■ WORK TO BE COMPLETED:
Return a copy of every line in the records that includes the word "Floors".

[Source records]
☆ ☆ ☆ ☆ ☆
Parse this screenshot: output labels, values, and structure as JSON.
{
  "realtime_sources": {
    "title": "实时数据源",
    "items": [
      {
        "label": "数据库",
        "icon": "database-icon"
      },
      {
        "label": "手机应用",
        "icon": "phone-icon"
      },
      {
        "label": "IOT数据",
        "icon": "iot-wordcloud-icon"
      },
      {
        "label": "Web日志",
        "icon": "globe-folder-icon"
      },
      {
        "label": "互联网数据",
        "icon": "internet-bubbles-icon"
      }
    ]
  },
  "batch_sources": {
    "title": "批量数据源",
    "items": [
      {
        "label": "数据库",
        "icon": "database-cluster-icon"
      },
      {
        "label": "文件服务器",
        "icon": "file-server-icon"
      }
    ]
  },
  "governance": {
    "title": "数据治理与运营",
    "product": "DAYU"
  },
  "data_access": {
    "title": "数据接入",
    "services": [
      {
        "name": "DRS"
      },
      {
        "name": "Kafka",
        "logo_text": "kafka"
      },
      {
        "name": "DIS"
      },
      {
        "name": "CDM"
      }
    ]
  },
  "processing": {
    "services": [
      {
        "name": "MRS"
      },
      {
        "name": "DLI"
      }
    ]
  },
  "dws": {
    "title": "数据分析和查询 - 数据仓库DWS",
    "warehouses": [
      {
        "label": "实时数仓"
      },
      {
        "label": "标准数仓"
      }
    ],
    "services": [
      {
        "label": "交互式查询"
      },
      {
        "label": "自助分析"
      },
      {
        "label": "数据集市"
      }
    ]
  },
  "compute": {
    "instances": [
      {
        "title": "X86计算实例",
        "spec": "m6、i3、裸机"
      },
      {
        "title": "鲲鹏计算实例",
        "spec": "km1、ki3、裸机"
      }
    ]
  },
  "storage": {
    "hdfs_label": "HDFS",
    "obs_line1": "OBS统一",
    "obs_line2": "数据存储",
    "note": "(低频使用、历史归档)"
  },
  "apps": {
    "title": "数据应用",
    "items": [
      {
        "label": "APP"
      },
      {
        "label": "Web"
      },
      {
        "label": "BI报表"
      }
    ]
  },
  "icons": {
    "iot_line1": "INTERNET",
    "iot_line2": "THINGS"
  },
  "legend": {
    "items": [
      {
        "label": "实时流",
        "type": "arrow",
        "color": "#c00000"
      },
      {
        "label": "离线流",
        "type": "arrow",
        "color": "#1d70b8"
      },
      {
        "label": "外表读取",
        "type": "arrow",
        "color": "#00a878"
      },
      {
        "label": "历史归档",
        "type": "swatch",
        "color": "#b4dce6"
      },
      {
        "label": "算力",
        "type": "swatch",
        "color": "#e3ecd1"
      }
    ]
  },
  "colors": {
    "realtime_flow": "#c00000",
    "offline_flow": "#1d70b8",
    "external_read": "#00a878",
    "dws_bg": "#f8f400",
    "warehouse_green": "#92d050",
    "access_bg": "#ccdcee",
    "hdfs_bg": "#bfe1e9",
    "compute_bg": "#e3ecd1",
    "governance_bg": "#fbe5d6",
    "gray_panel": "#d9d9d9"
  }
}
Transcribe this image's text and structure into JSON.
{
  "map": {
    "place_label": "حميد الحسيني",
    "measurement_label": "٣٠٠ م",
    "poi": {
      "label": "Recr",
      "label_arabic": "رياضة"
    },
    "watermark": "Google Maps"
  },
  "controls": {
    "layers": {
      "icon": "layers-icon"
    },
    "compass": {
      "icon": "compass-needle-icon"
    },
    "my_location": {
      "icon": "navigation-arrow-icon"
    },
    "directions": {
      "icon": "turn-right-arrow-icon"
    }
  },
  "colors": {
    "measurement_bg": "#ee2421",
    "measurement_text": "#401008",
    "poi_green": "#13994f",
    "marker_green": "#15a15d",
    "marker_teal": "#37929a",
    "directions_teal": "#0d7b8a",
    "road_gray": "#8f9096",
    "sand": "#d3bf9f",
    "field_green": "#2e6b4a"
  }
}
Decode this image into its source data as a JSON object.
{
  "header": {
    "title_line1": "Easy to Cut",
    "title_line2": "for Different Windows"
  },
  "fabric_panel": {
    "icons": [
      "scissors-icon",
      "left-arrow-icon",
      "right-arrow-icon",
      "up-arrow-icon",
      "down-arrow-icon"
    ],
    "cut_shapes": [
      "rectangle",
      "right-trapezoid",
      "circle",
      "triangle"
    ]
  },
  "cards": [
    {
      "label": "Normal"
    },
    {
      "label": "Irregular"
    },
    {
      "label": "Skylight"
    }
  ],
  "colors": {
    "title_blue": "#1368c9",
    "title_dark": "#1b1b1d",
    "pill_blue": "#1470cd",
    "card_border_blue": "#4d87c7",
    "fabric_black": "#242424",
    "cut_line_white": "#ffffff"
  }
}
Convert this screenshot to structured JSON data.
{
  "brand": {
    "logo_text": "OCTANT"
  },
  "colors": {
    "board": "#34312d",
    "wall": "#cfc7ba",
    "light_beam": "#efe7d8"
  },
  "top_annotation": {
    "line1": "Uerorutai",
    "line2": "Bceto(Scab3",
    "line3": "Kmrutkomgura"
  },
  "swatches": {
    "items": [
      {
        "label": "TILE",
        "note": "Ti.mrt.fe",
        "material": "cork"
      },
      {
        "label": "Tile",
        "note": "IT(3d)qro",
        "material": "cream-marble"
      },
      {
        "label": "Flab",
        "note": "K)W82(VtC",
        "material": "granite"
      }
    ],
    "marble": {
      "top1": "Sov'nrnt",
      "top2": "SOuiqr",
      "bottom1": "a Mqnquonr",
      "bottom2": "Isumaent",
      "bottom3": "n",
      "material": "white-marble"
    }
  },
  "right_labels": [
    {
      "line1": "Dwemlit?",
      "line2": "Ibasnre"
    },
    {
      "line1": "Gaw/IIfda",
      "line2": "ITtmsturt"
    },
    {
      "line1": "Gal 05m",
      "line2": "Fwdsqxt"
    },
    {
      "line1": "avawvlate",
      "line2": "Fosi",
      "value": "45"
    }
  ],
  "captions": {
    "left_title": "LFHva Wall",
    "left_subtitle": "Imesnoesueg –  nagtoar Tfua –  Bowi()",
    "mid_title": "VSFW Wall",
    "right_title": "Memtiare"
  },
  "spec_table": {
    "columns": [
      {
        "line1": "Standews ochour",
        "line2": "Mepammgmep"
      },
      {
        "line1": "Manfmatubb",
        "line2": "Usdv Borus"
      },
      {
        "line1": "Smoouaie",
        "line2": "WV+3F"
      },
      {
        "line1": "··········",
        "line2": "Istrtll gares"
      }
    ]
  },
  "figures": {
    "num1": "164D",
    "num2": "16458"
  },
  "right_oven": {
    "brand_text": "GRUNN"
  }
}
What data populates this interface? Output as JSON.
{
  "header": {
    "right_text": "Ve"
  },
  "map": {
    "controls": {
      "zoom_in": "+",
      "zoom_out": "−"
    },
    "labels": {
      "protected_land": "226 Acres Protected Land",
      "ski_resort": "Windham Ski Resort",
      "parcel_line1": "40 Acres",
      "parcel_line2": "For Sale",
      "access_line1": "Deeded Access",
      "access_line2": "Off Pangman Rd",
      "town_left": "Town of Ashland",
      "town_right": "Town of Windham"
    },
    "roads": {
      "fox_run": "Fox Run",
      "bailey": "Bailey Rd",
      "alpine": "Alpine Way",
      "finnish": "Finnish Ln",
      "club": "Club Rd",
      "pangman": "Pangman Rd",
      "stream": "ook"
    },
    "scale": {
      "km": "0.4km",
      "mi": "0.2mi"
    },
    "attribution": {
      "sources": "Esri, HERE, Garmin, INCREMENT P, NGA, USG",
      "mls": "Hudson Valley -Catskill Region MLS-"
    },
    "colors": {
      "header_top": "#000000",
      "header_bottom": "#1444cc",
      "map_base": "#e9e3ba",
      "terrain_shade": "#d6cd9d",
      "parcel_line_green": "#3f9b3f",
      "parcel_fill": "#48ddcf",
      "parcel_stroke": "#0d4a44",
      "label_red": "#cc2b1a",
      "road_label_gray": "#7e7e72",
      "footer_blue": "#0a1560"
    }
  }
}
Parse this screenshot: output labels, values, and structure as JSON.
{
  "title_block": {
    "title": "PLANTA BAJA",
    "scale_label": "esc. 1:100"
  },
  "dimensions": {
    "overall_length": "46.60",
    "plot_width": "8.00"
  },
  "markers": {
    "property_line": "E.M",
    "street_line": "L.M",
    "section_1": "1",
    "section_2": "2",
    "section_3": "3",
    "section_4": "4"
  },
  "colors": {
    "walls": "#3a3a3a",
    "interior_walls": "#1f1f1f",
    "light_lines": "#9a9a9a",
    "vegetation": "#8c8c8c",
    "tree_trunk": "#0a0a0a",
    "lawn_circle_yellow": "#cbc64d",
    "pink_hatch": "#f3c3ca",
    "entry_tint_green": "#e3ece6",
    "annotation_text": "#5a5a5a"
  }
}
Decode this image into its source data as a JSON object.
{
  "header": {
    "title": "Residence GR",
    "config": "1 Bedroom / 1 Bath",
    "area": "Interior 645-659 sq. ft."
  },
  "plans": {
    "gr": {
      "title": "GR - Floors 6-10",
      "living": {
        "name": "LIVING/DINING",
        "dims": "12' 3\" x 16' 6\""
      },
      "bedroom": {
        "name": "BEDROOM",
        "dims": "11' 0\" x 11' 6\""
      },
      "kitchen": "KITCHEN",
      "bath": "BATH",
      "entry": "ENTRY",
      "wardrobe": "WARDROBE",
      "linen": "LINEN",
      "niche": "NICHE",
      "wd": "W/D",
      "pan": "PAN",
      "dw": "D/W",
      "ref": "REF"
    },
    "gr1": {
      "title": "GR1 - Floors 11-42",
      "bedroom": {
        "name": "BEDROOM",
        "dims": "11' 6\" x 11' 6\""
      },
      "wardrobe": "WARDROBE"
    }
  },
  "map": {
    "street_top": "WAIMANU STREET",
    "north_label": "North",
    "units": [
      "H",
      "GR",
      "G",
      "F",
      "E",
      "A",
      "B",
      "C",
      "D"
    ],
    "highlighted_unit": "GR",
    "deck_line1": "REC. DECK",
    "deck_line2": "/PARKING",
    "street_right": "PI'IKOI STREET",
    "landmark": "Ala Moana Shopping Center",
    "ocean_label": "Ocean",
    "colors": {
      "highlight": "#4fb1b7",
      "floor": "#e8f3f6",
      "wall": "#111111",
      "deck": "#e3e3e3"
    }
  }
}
☆ ☆ ☆ ☆ ☆
■ SOLVED PROBLEM:
      "title": "GR - Floors 6-10",
      "title": "GR1 - Floors 11-42",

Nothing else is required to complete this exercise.